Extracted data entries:
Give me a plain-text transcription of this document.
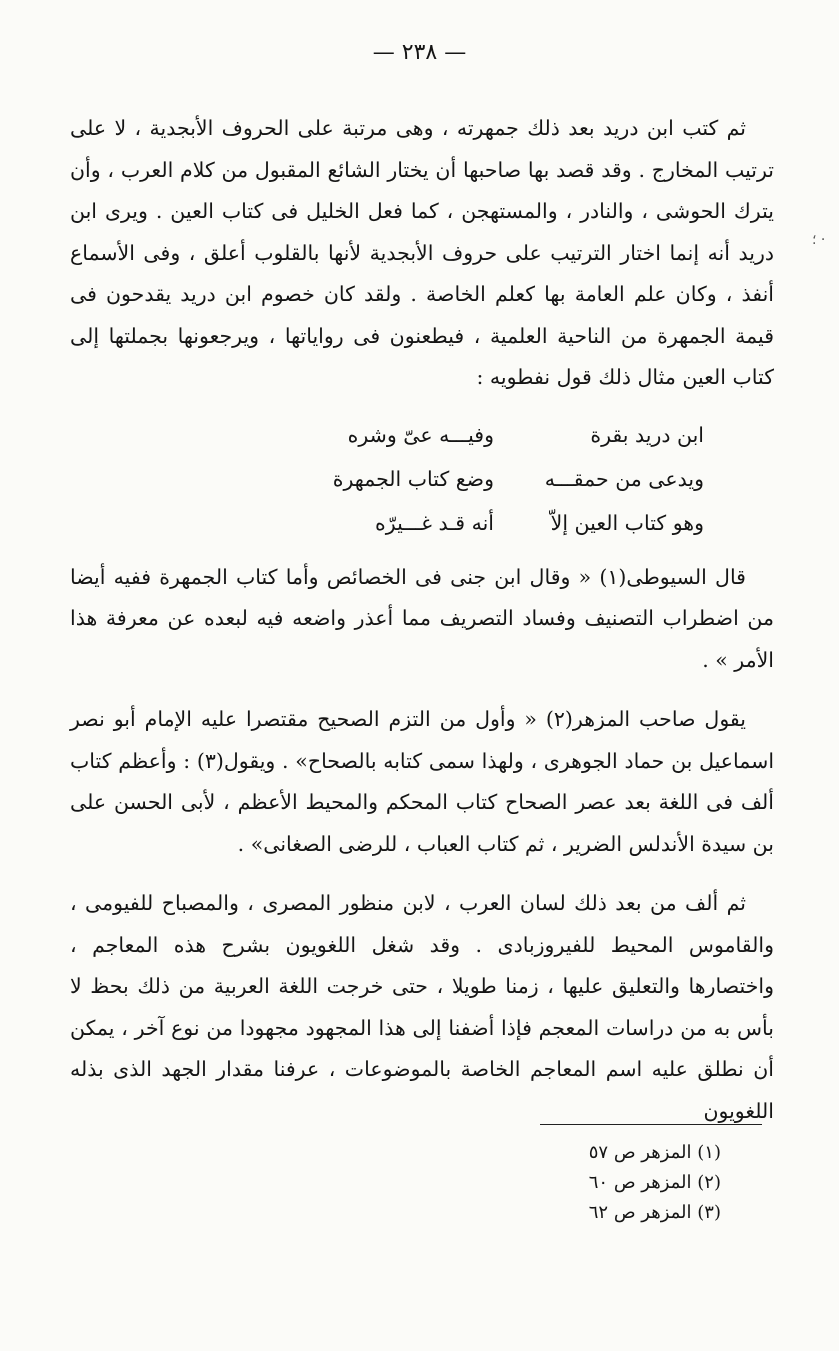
— ٢٣٨ —
؛ ·

ثم كتب ابن دريد بعد ذلك جمهرته ، وهى مرتبة على الحروف الأبجدية ، لا على ترتيب المخارج . وقد قصد بها صاحبها أن يختار الشائع المقبول من كلام العرب ، وأن يترك الحوشى ، والنادر ، والمستهجن ، كما فعل الخليل فى كتاب العين . ويرى ابن دريد أنه إنما اختار الترتيب على حروف الأبجدية لأنها بالقلوب أعلق ، وفى الأسماع أنفذ ، وكان علم العامة بها كعلم الخاصة . ولقد كان خصوم ابن دريد يقدحون فى قيمة الجمهرة من الناحية العلمية ، فيطعنون فى رواياتها ، ويرجعونها بجملتها إلى كتاب العين مثال ذلك قول نفطويه :

ابن دريد بقرة
وفيـــه عىّ وشره
ويدعى من حمقـــه
وضع كتاب الجمهرة
وهو كتاب العين إلاّ
أنه قـد غـــيرّه

قال السيوطى(١) « وقال ابن جنى فى الخصائص وأما كتاب الجمهرة ففيه أيضا من اضطراب التصنيف وفساد التصريف مما أعذر واضعه فيه لبعده عن معرفة هذا الأمر » .

يقول صاحب المزهر(٢) « وأول من التزم الصحيح مقتصرا عليه الإمام أبو نصر اسماعيل بن حماد الجوهرى ، ولهذا سمى كتابه بالصحاح» . ويقول(٣) : وأعظم كتاب ألف فى اللغة بعد عصر الصحاح كتاب المحكم والمحيط الأعظم ، لأبى الحسن على بن سيدة الأندلس الضرير ، ثم كتاب العباب ، للرضى الصغانى» .

ثم ألف من بعد ذلك لسان العرب ، لابن منظور المصرى ، والمصباح للفيومى ، والقاموس المحيط للفيروزبادى . وقد شغل اللغويون بشرح هذه المعاجم ، واختصارها والتعليق عليها ، زمنا طويلا ، حتى خرجت اللغة العربية من ذلك بحظ لا بأس به من دراسات المعجم فإذا أضفنا إلى هذا المجهود مجهودا من نوع آخر ، يمكن أن نطلق عليه اسم المعاجم الخاصة بالموضوعات ، عرفنا مقدار الجهد الذى بذله اللغويون

(١) المزهر ص ٥٧
(٢) المزهر ص ٦٠
(٣) المزهر ص ٦٢
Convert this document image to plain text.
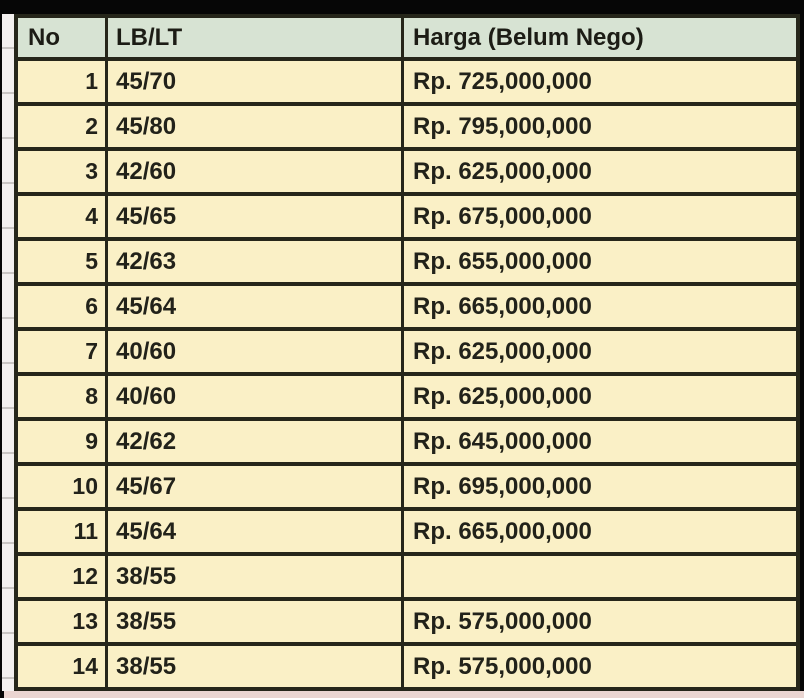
No	LB/LT	Harga (Belum Nego)
1 45/70	Rp. 725,000,000
2 45/80	Rp. 795,000,000
3 42/60	Rp. 625,000,000
4 45/65	Rp. 675,000,000
5 42/63	Rp. 655,000,000
6 45/64	Rp. 665,000,000
7 40/60	Rp. 625,000,000
8 40/60	Rp. 625,000,000
9 42/62	Rp. 645,000,000
10 45/67	Rp. 695,000,000
11 45/64	Rp. 665,000,000
12 38/55
13 38/55	Rp. 575,000,000
14 38/55	Rp. 575,000,000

### EXERCISE OBJECTIVE
Set down the material exactly, every line of it, except for the pictures.

### EXERCISE OUTPUT
Give me a plain-text transcription of this document.
— ٢٣٨ —
؛ ·

ثم كتب ابن دريد بعد ذلك جمهرته ، وهى مرتبة على الحروف الأبجدية ، لا على ترتيب المخارج . وقد قصد بها صاحبها أن يختار الشائع المقبول من كلام العرب ، وأن يترك الحوشى ، والنادر ، والمستهجن ، كما فعل الخليل فى كتاب العين . ويرى ابن دريد أنه إنما اختار الترتيب على حروف الأبجدية لأنها بالقلوب أعلق ، وفى الأسماع أنفذ ، وكان علم العامة بها كعلم الخاصة . ولقد كان خصوم ابن دريد يقدحون فى قيمة الجمهرة من الناحية العلمية ، فيطعنون فى رواياتها ، ويرجعونها بجملتها إلى كتاب العين مثال ذلك قول نفطويه :

ابن دريد بقرة
وفيـــه عىّ وشره
ويدعى من حمقـــه
وضع كتاب الجمهرة
وهو كتاب العين إلاّ
أنه قـد غـــيرّه

قال السيوطى(١) « وقال ابن جنى فى الخصائص وأما كتاب الجمهرة ففيه أيضا من اضطراب التصنيف وفساد التصريف مما أعذر واضعه فيه لبعده عن معرفة هذا الأمر » .

يقول صاحب المزهر(٢) « وأول من التزم الصحيح مقتصرا عليه الإمام أبو نصر اسماعيل بن حماد الجوهرى ، ولهذا سمى كتابه بالصحاح» . ويقول(٣) : وأعظم كتاب ألف فى اللغة بعد عصر الصحاح كتاب المحكم والمحيط الأعظم ، لأبى الحسن على بن سيدة الأندلس الضرير ، ثم كتاب العباب ، للرضى الصغانى» .

ثم ألف من بعد ذلك لسان العرب ، لابن منظور المصرى ، والمصباح للفيومى ، والقاموس المحيط للفيروزبادى . وقد شغل اللغويون بشرح هذه المعاجم ، واختصارها والتعليق عليها ، زمنا طويلا ، حتى خرجت اللغة العربية من ذلك بحظ لا بأس به من دراسات المعجم فإذا أضفنا إلى هذا المجهود مجهودا من نوع آخر ، يمكن أن نطلق عليه اسم المعاجم الخاصة بالموضوعات ، عرفنا مقدار الجهد الذى بذله اللغويون

(١) المزهر ص ٥٧
(٢) المزهر ص ٦٠
(٣) المزهر ص ٦٢
Convert this document image to plain text.
No	LB/LT	Harga (Belum Nego)
1 45/70	Rp. 725,000,000
2 45/80	Rp. 795,000,000
3 42/60	Rp. 625,000,000
4 45/65	Rp. 675,000,000
5 42/63	Rp. 655,000,000
6 45/64	Rp. 665,000,000
7 40/60	Rp. 625,000,000
8 40/60	Rp. 625,000,000
9 42/62	Rp. 645,000,000
10 45/67	Rp. 695,000,000
11 45/64	Rp. 665,000,000
12 38/55
13 38/55	Rp. 575,000,000
14 38/55	Rp. 575,000,000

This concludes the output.